»»

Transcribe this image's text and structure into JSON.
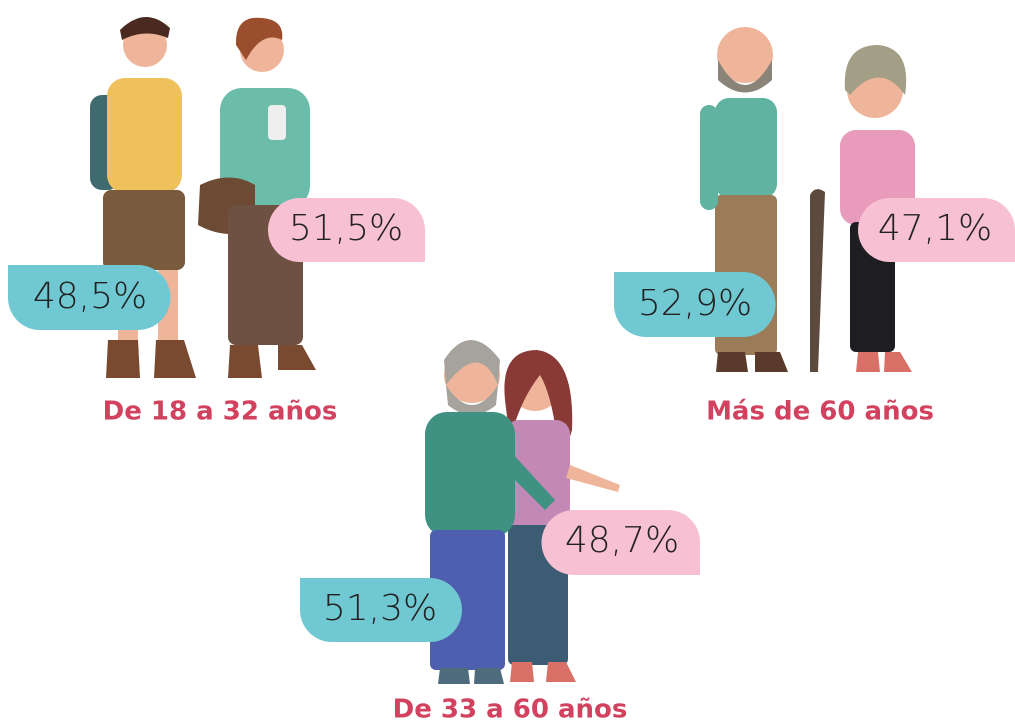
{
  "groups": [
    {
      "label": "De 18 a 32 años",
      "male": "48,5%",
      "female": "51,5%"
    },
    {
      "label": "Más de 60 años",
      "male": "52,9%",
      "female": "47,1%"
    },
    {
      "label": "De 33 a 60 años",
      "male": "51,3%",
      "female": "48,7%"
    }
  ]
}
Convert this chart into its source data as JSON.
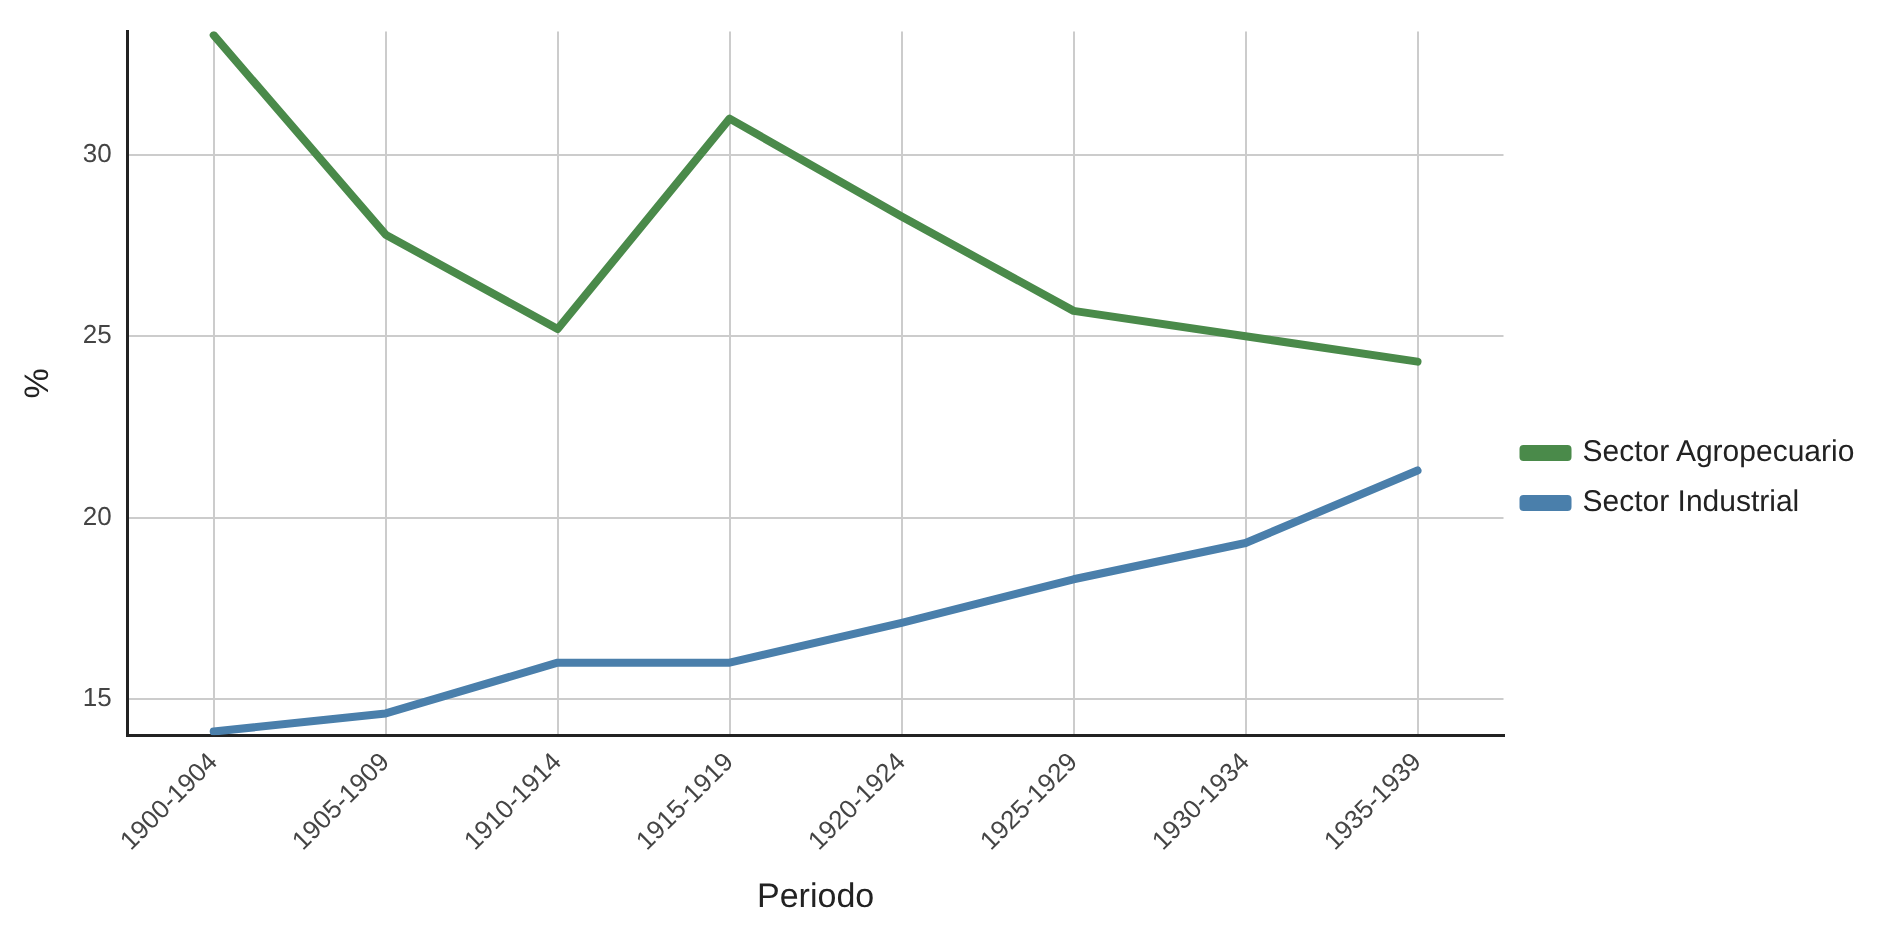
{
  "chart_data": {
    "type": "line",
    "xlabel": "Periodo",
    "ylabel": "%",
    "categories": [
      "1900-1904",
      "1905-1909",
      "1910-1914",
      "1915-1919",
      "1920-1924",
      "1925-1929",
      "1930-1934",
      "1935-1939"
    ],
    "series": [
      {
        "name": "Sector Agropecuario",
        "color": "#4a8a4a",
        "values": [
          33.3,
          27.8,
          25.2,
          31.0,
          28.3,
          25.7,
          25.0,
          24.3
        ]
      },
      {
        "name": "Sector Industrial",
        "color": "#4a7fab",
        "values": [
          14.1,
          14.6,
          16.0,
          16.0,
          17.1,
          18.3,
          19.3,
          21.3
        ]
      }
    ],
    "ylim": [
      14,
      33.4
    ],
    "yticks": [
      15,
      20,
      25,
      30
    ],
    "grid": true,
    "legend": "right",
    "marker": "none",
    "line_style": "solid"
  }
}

««

### [DO THIS]
Gather and copy every line of the data in which the string "Sector" is found.

### [TASK ANSWER]
        "name": "Sector Agropecuario",
        "name": "Sector Industrial",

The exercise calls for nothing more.